▶ _Excerpted data_:
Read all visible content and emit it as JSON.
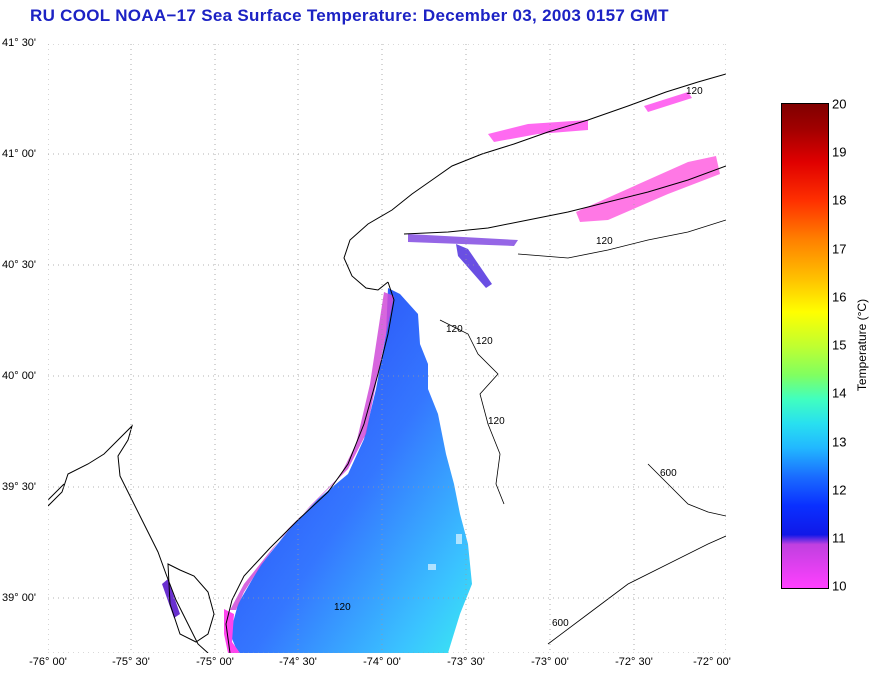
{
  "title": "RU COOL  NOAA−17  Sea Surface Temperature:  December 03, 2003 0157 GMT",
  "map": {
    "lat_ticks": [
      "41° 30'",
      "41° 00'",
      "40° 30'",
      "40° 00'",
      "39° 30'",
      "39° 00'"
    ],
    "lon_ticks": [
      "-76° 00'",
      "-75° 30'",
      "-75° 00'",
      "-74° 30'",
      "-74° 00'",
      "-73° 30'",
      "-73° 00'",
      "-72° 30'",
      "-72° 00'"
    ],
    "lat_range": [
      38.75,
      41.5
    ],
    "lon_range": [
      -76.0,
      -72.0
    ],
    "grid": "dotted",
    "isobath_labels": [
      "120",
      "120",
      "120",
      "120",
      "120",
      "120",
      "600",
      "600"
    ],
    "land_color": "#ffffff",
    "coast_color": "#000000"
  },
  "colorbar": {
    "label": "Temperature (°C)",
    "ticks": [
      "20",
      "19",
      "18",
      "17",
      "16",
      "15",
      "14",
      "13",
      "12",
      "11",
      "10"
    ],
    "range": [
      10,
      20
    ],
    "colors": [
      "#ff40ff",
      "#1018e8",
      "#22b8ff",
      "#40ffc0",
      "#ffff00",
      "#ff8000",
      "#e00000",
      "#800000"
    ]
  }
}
--
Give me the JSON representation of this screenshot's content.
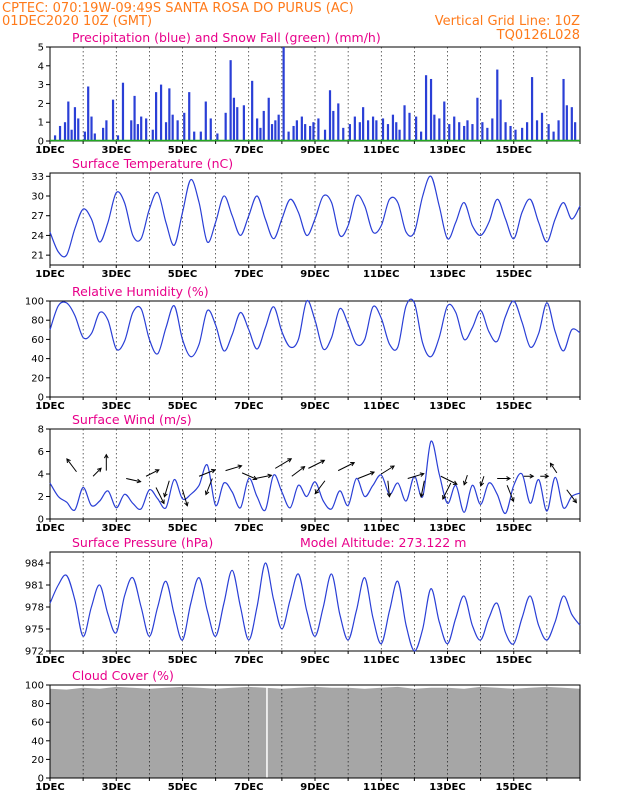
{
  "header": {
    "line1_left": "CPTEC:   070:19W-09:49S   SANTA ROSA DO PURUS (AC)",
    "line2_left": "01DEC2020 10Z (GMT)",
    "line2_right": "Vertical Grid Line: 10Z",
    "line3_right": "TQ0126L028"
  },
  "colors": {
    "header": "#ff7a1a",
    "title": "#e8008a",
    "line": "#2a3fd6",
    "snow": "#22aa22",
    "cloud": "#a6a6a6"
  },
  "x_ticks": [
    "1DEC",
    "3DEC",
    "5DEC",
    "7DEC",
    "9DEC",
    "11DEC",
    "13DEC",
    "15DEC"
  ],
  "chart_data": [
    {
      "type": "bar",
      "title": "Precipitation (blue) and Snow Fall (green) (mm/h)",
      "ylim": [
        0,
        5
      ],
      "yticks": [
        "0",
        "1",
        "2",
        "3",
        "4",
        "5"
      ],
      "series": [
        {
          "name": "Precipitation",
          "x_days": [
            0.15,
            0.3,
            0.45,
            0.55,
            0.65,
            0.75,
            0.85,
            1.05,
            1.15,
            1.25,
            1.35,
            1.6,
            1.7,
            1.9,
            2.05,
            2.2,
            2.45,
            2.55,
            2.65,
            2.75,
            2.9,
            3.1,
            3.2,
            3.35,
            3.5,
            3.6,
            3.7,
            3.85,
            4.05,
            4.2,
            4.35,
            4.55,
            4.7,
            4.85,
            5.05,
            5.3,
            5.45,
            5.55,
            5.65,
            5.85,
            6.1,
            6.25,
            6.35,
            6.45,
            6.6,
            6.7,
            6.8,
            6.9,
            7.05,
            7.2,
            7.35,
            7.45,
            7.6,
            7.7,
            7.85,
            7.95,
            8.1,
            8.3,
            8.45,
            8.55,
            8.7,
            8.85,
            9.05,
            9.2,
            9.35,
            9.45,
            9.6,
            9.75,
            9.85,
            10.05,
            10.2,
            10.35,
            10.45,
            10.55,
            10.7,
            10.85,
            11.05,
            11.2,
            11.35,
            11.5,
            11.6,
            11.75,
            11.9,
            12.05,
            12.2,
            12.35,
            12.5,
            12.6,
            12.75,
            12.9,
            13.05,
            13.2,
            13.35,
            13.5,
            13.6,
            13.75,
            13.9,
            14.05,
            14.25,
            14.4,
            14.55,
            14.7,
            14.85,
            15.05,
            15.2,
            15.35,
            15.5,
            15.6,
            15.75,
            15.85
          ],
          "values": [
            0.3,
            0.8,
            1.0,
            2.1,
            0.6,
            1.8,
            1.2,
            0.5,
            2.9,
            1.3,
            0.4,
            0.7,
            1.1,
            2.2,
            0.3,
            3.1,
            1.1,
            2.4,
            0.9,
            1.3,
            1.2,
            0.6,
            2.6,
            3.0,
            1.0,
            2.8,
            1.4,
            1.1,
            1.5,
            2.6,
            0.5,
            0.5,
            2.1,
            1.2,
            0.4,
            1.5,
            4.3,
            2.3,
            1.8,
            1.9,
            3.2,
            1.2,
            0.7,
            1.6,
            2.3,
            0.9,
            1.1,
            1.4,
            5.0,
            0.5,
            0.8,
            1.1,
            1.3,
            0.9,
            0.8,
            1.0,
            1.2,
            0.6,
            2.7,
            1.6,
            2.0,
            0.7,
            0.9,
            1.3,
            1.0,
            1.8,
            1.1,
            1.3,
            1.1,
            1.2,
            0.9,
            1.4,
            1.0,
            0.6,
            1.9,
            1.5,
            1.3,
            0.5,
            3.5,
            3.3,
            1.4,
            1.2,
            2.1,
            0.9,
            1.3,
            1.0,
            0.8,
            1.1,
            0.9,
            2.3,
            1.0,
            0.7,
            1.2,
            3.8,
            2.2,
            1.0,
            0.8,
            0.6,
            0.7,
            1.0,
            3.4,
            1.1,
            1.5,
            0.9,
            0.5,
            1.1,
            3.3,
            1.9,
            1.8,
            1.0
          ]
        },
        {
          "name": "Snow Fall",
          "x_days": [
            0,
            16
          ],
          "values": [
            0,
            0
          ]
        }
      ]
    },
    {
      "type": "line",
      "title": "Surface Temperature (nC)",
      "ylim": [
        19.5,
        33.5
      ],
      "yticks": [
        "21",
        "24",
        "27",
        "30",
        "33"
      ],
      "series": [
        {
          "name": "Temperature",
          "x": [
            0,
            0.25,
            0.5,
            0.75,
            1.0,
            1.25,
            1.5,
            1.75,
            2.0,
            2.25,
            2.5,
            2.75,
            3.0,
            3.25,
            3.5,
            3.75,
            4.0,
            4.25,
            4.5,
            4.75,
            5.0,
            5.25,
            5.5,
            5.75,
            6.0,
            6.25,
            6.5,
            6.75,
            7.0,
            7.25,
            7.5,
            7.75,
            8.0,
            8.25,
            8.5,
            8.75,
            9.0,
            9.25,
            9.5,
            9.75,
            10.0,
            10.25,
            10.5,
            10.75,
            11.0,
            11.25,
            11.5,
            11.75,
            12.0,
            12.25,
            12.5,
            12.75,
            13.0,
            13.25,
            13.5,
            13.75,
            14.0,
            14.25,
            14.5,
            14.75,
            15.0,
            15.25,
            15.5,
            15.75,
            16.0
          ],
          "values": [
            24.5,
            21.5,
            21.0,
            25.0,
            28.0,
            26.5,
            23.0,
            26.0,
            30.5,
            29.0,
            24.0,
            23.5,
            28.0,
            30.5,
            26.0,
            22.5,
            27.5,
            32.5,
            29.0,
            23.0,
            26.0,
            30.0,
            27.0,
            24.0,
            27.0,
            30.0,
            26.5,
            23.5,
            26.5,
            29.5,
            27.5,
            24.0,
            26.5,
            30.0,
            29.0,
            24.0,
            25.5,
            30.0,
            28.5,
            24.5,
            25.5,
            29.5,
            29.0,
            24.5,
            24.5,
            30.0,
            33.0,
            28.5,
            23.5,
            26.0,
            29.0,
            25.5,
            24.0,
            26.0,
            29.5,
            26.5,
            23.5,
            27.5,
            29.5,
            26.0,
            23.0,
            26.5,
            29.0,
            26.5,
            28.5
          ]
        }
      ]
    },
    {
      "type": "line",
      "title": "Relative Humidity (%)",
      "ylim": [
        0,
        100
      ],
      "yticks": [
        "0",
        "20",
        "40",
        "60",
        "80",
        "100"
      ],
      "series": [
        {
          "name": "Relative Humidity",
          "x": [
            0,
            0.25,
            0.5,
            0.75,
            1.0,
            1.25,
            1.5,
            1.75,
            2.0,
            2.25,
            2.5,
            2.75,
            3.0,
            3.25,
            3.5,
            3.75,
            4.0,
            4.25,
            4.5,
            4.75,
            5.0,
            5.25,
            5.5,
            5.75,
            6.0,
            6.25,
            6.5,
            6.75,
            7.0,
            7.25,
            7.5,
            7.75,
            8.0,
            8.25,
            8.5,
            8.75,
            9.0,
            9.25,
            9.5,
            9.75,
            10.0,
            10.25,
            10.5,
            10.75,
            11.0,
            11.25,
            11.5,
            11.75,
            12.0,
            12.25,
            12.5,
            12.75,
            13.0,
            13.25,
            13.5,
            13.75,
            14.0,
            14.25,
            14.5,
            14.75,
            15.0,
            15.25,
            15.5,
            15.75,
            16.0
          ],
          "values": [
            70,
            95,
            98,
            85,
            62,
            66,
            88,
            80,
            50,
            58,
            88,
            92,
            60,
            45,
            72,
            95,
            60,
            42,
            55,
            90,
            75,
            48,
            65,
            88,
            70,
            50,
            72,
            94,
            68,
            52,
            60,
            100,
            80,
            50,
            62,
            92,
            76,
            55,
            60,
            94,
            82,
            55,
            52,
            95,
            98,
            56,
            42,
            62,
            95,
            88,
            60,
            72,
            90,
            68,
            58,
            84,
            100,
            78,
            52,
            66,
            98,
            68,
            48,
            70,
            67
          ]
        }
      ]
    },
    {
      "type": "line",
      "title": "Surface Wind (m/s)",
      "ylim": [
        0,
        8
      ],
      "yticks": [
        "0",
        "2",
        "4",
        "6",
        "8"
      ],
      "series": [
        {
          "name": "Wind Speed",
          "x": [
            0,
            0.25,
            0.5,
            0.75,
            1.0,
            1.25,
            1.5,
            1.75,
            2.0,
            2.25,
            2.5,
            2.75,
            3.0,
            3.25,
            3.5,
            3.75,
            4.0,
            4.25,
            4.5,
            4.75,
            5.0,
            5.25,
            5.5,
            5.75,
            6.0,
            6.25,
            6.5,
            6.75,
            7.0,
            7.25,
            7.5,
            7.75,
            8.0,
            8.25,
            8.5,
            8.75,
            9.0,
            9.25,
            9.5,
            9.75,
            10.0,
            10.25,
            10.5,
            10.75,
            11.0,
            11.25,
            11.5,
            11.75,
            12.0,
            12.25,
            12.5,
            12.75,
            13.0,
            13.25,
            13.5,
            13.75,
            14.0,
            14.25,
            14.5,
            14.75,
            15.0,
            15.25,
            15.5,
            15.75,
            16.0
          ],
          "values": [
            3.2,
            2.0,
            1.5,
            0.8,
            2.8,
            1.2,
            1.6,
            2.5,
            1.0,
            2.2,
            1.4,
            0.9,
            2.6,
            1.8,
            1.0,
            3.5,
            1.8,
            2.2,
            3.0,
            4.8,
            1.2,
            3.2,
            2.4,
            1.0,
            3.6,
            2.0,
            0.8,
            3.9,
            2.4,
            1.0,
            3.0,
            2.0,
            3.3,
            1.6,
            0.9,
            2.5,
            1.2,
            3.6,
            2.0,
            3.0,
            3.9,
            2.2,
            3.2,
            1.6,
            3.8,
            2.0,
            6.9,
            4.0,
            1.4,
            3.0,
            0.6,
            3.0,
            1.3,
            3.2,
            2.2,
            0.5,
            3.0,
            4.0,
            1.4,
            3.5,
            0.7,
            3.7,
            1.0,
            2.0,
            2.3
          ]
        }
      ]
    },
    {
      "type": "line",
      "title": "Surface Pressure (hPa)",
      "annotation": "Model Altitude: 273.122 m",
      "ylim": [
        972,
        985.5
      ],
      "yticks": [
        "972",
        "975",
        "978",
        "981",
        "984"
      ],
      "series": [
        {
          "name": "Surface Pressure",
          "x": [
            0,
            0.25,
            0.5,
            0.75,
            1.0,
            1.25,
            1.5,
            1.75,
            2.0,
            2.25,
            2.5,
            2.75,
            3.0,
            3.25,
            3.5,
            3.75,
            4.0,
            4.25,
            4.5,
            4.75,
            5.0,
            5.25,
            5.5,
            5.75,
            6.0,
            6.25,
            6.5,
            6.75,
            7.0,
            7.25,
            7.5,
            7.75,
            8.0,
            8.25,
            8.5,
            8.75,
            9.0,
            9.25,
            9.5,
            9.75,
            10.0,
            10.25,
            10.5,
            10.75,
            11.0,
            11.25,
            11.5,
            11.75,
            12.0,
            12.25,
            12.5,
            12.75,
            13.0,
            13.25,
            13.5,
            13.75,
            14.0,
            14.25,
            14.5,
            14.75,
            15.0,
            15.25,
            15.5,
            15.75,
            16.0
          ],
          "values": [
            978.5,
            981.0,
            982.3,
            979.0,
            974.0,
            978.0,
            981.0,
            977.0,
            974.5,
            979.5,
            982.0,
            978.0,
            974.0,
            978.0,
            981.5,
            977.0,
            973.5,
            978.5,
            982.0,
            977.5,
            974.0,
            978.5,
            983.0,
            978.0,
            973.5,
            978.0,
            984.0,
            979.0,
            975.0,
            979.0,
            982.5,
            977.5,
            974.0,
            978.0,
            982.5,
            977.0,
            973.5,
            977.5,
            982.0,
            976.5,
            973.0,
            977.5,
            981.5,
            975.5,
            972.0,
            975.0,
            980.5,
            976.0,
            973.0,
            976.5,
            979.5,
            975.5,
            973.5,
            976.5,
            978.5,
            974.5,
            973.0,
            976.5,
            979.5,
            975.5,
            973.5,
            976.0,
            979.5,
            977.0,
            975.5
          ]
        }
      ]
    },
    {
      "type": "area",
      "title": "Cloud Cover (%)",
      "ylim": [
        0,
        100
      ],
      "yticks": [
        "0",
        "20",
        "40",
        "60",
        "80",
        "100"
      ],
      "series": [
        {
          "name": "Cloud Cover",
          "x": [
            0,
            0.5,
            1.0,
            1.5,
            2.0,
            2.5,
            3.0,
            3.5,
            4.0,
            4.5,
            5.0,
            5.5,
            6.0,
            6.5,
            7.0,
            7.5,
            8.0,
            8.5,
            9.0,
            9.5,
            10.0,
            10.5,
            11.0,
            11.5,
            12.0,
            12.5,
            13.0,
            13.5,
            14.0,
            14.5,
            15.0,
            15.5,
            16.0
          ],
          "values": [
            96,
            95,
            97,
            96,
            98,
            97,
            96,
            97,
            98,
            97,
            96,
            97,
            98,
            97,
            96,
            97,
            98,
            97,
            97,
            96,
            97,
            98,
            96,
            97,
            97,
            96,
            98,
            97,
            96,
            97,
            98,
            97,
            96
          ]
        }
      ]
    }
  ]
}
...
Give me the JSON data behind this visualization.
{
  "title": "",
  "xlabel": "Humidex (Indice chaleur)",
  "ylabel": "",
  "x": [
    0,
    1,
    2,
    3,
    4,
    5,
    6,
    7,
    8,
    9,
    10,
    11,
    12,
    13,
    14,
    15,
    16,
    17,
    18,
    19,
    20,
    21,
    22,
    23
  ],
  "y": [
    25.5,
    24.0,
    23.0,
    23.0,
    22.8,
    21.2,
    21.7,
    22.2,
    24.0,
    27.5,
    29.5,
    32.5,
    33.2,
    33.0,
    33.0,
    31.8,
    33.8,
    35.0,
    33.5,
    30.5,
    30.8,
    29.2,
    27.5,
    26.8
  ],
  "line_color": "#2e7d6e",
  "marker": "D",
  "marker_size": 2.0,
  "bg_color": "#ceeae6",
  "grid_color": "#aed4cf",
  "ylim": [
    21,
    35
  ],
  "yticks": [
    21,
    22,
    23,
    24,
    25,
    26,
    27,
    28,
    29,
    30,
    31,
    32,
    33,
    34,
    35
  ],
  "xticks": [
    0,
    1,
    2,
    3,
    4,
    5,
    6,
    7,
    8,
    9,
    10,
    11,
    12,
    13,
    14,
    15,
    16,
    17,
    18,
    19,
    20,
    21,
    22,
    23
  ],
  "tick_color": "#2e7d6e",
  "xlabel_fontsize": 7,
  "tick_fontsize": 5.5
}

▶ _Request_: Count the lines in the records above that contain the word "this", and reply with only that number.

▶ _Written response_: 2